━━━ ENTRIES PROVIDED ━━━

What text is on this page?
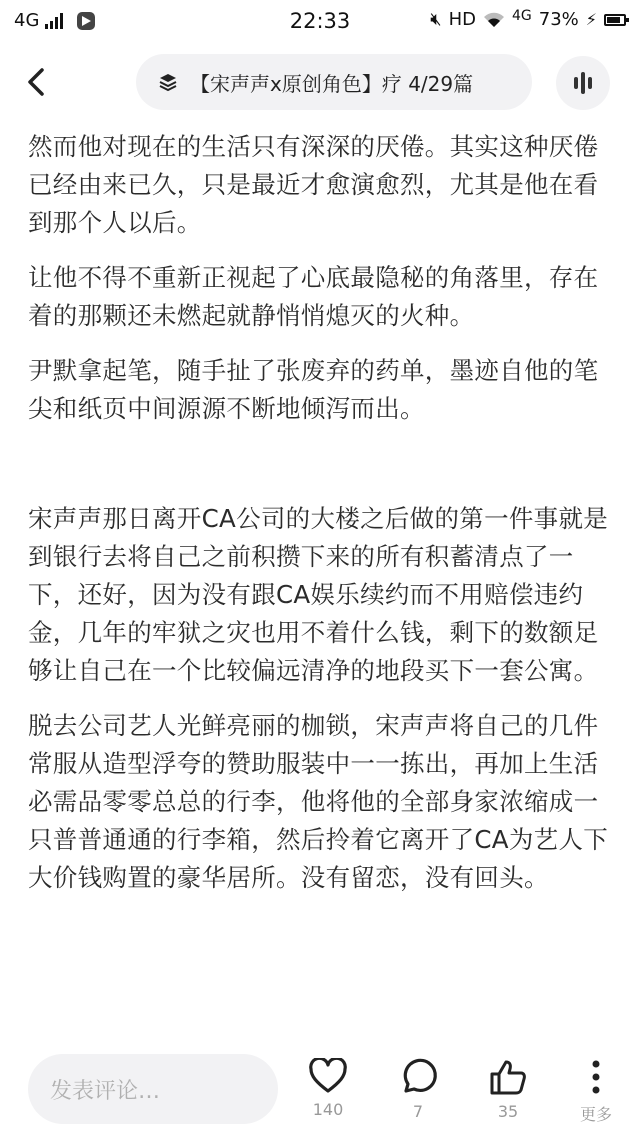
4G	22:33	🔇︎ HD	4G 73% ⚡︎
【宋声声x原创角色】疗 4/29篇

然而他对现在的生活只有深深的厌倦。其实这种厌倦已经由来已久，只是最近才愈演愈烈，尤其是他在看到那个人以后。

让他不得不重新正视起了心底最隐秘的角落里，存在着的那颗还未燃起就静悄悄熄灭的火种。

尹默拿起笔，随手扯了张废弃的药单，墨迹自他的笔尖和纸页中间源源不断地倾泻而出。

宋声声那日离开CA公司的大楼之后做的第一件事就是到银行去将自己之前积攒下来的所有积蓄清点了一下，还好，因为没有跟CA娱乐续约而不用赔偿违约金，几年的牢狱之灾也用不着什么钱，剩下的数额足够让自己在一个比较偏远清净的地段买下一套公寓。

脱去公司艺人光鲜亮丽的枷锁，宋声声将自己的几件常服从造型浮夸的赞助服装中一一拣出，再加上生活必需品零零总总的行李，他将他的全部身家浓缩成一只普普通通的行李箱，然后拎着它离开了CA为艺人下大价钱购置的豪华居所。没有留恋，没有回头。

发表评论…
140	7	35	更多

━━━
━━━ ENTRIES PROVIDED ━━━

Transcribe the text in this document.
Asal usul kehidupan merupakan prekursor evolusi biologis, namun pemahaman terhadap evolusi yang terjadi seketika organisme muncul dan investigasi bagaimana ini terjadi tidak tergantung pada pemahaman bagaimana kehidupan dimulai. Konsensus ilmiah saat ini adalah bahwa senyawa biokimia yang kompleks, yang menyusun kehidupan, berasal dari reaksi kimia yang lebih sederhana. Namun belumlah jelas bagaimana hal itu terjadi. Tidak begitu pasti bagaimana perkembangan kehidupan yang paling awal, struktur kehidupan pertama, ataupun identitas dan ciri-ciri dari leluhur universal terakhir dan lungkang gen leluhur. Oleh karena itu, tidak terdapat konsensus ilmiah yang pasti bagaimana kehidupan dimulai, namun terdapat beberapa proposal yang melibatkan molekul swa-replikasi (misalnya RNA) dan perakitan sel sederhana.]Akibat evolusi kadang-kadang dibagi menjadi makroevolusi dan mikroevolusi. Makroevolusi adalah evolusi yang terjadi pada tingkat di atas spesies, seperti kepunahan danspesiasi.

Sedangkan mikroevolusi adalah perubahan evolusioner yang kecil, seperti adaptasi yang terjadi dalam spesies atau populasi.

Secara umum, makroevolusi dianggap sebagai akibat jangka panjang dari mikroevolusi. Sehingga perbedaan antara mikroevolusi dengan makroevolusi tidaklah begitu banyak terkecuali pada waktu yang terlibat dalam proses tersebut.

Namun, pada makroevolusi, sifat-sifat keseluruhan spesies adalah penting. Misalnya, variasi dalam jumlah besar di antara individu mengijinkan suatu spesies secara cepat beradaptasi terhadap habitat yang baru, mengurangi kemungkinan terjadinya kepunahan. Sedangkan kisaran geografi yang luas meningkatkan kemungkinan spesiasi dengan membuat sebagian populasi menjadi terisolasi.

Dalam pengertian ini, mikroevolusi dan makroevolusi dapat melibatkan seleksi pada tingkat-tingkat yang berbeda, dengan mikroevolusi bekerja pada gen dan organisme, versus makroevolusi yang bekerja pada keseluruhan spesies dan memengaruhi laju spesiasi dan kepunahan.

━━━

**TASK TO CARRY OUT**: Gather and return every line that holds the string "populasi".

**RESULT**:
Sedangkan mikroevolusi adalah perubahan evolusioner yang kecil, seperti adaptasi yang terjadi dalam spesies atau populasi.
Namun, pada makroevolusi, sifat-sifat keseluruhan spesies adalah penting. Misalnya, variasi dalam jumlah besar di antara individu mengijinkan suatu spesies secara cepat beradaptasi terhadap habitat yang baru, mengurangi kemungkinan terjadinya kepunahan. Sedangkan kisaran geografi yang luas meningkatkan kemungkinan spesiasi dengan membuat sebagian populasi menjadi terisolasi.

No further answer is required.